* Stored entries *
▽
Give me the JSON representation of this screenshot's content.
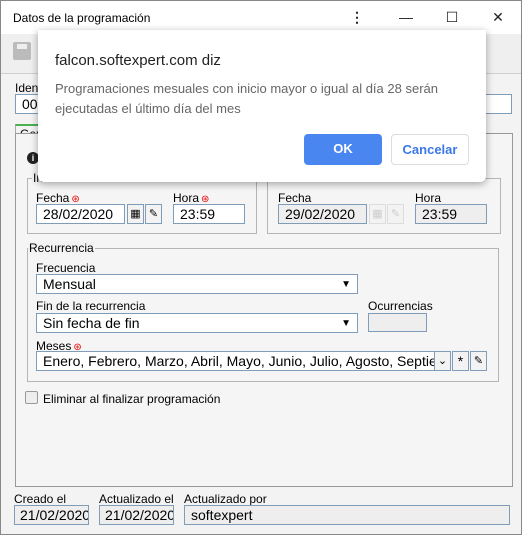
{
  "window": {
    "title": "Datos de la programación",
    "menu_icon": "kebab-icon",
    "minimize_icon": "minimize-icon",
    "maximize_icon": "maximize-icon",
    "close_icon": "close-icon"
  },
  "toolbar": {
    "save_icon": "save-icon"
  },
  "form": {
    "identifier_label_fragment": "Ident",
    "identifier_value_fragment": "000",
    "tab_general_fragment": "Gen",
    "start_fieldset_fragment": "In",
    "start": {
      "date_label": "Fecha",
      "date_value": "28/02/2020",
      "time_label": "Hora",
      "time_value": "23:59"
    },
    "next": {
      "date_label": "Fecha",
      "date_value": "29/02/2020",
      "time_label": "Hora",
      "time_value": "23:59"
    },
    "recurrence": {
      "legend": "Recurrencia",
      "frequency_label": "Frecuencia",
      "frequency_value": "Mensual",
      "end_label": "Fin de la recurrencia",
      "end_value": "Sin fecha de fin",
      "occurrences_label": "Ocurrencias",
      "occurrences_value": "",
      "months_label": "Meses",
      "months_value": "Enero, Febrero, Marzo, Abril, Mayo, Junio, Julio, Agosto, Septiembre"
    },
    "delete_on_finish_label": "Eliminar al finalizar programación",
    "delete_on_finish_checked": false,
    "created_label": "Creado el",
    "created_value": "21/02/2020",
    "updated_label": "Actualizado el",
    "updated_value": "21/02/2020",
    "updated_by_label": "Actualizado por",
    "updated_by_value": "softexpert"
  },
  "dialog": {
    "title": "falcon.softexpert.com diz",
    "message_line1": "Programaciones mesuales con inicio mayor o igual al día 28 serán",
    "message_line2": "ejecutadas el último día del mes",
    "ok_label": "OK",
    "cancel_label": "Cancelar",
    "ok_color": "#4a86f0"
  }
}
△
Pull out each line holding the string "softexpert".

    "updated_by_value": "softexpert"
    "title": "falcon.softexpert.com diz",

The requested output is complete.